■ What is required
Reproduce the records below exactly, leaving out any pictures.
#####
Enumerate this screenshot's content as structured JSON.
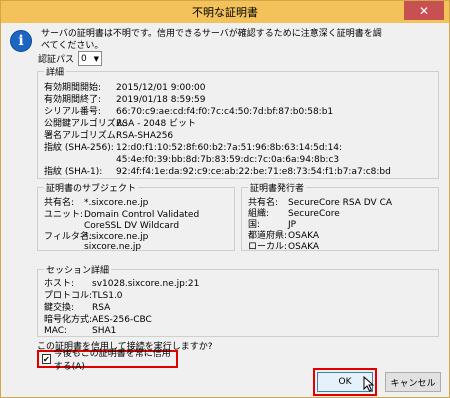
{
  "window": {
    "title": "不明な証明書",
    "close_glyph": "✕"
  },
  "message": {
    "icon": "info-icon",
    "line1": "サーバの証明書は不明です。信用できるサーバが確認するために注意深く証明書を調",
    "line2": "べてください。"
  },
  "path": {
    "label": "認証パス",
    "value": "0"
  },
  "details": {
    "legend": "詳細",
    "rows": [
      {
        "key": "有効期間開始:",
        "value": "2015/12/01 9:00:00"
      },
      {
        "key": "有効期間終了:",
        "value": "2019/01/18 8:59:59"
      },
      {
        "key": "シリアル番号:",
        "value": "66:70:c9:ae:cd:f4:f0:7c:c4:50:7d:bf:87:b0:58:b1"
      },
      {
        "key": "公開鍵アルゴリズム:",
        "value": "RSA - 2048 ビット"
      },
      {
        "key": "署名アルゴリズム:",
        "value": "RSA-SHA256"
      },
      {
        "key": "指紋 (SHA-256):",
        "value": "12:d0:f1:10:52:8f:60:b2:7a:51:96:8b:63:14:5d:14:",
        "value2": "45:4e:f0:39:bb:8d:7b:83:59:dc:7c:0a:6a:94:8b:c3"
      },
      {
        "key": "指紋 (SHA-1):",
        "value": "92:4f:f4:1e:da:92:c9:ce:ab:22:be:71:e8:73:54:f1:b7:a7:c8:bd"
      }
    ]
  },
  "subject": {
    "legend": "証明書のサブジェクト",
    "rows": [
      {
        "key": "共有名:",
        "value": "*.sixcore.ne.jp"
      },
      {
        "key": "ユニット:",
        "value": "Domain Control Validated",
        "value2": "CoreSSL DV Wildcard"
      },
      {
        "key": "フィルタ名:",
        "value": "*.sixcore.ne.jp",
        "value2": "sixcore.ne.jp"
      }
    ]
  },
  "issuer": {
    "legend": "証明書発行者",
    "rows": [
      {
        "key": "共有名:",
        "value": "SecureCore RSA DV CA"
      },
      {
        "key": "組織:",
        "value": "SecureCore"
      },
      {
        "key": "国:",
        "value": "JP"
      },
      {
        "key": "都道府県:",
        "value": "OSAKA"
      },
      {
        "key": "ローカル:",
        "value": "OSAKA"
      }
    ]
  },
  "session": {
    "legend": "セッション詳細",
    "rows": [
      {
        "key": "ホスト:",
        "value": "sv1028.sixcore.ne.jp:21"
      },
      {
        "key": "プロトコル:",
        "value": "TLS1.0"
      },
      {
        "key": "鍵交換:",
        "value": "RSA"
      },
      {
        "key": "暗号化方式:",
        "value": "AES-256-CBC"
      },
      {
        "key": "MAC:",
        "value": "SHA1"
      }
    ]
  },
  "question": "この証明書を信用して接続を実行しますか?",
  "checkbox": {
    "label": "今後もこの証明書を常に信用する(A)",
    "checked": true,
    "mark": "✔"
  },
  "buttons": {
    "ok": "OK",
    "cancel": "キャンセル"
  },
  "colors": {
    "titlebar": "#f3c25b",
    "close": "#c75050",
    "highlight": "#e00000",
    "info_icon": "#1a66c2"
  }
}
#####
■ Response to this exercise
Enumerate this screenshot's content as structured JSON.
{
  "window": {
    "title": "不明な証明書",
    "close_glyph": "✕"
  },
  "message": {
    "icon": "info-icon",
    "line1": "サーバの証明書は不明です。信用できるサーバが確認するために注意深く証明書を調",
    "line2": "べてください。"
  },
  "path": {
    "label": "認証パス",
    "value": "0"
  },
  "details": {
    "legend": "詳細",
    "rows": [
      {
        "key": "有効期間開始:",
        "value": "2015/12/01 9:00:00"
      },
      {
        "key": "有効期間終了:",
        "value": "2019/01/18 8:59:59"
      },
      {
        "key": "シリアル番号:",
        "value": "66:70:c9:ae:cd:f4:f0:7c:c4:50:7d:bf:87:b0:58:b1"
      },
      {
        "key": "公開鍵アルゴリズム:",
        "value": "RSA - 2048 ビット"
      },
      {
        "key": "署名アルゴリズム:",
        "value": "RSA-SHA256"
      },
      {
        "key": "指紋 (SHA-256):",
        "value": "12:d0:f1:10:52:8f:60:b2:7a:51:96:8b:63:14:5d:14:",
        "value2": "45:4e:f0:39:bb:8d:7b:83:59:dc:7c:0a:6a:94:8b:c3"
      },
      {
        "key": "指紋 (SHA-1):",
        "value": "92:4f:f4:1e:da:92:c9:ce:ab:22:be:71:e8:73:54:f1:b7:a7:c8:bd"
      }
    ]
  },
  "subject": {
    "legend": "証明書のサブジェクト",
    "rows": [
      {
        "key": "共有名:",
        "value": "*.sixcore.ne.jp"
      },
      {
        "key": "ユニット:",
        "value": "Domain Control Validated",
        "value2": "CoreSSL DV Wildcard"
      },
      {
        "key": "フィルタ名:",
        "value": "*.sixcore.ne.jp",
        "value2": "sixcore.ne.jp"
      }
    ]
  },
  "issuer": {
    "legend": "証明書発行者",
    "rows": [
      {
        "key": "共有名:",
        "value": "SecureCore RSA DV CA"
      },
      {
        "key": "組織:",
        "value": "SecureCore"
      },
      {
        "key": "国:",
        "value": "JP"
      },
      {
        "key": "都道府県:",
        "value": "OSAKA"
      },
      {
        "key": "ローカル:",
        "value": "OSAKA"
      }
    ]
  },
  "session": {
    "legend": "セッション詳細",
    "rows": [
      {
        "key": "ホスト:",
        "value": "sv1028.sixcore.ne.jp:21"
      },
      {
        "key": "プロトコル:",
        "value": "TLS1.0"
      },
      {
        "key": "鍵交換:",
        "value": "RSA"
      },
      {
        "key": "暗号化方式:",
        "value": "AES-256-CBC"
      },
      {
        "key": "MAC:",
        "value": "SHA1"
      }
    ]
  },
  "question": "この証明書を信用して接続を実行しますか?",
  "checkbox": {
    "label": "今後もこの証明書を常に信用する(A)",
    "checked": true,
    "mark": "✔"
  },
  "buttons": {
    "ok": "OK",
    "cancel": "キャンセル"
  },
  "colors": {
    "titlebar": "#f3c25b",
    "close": "#c75050",
    "highlight": "#e00000",
    "info_icon": "#1a66c2"
  }
}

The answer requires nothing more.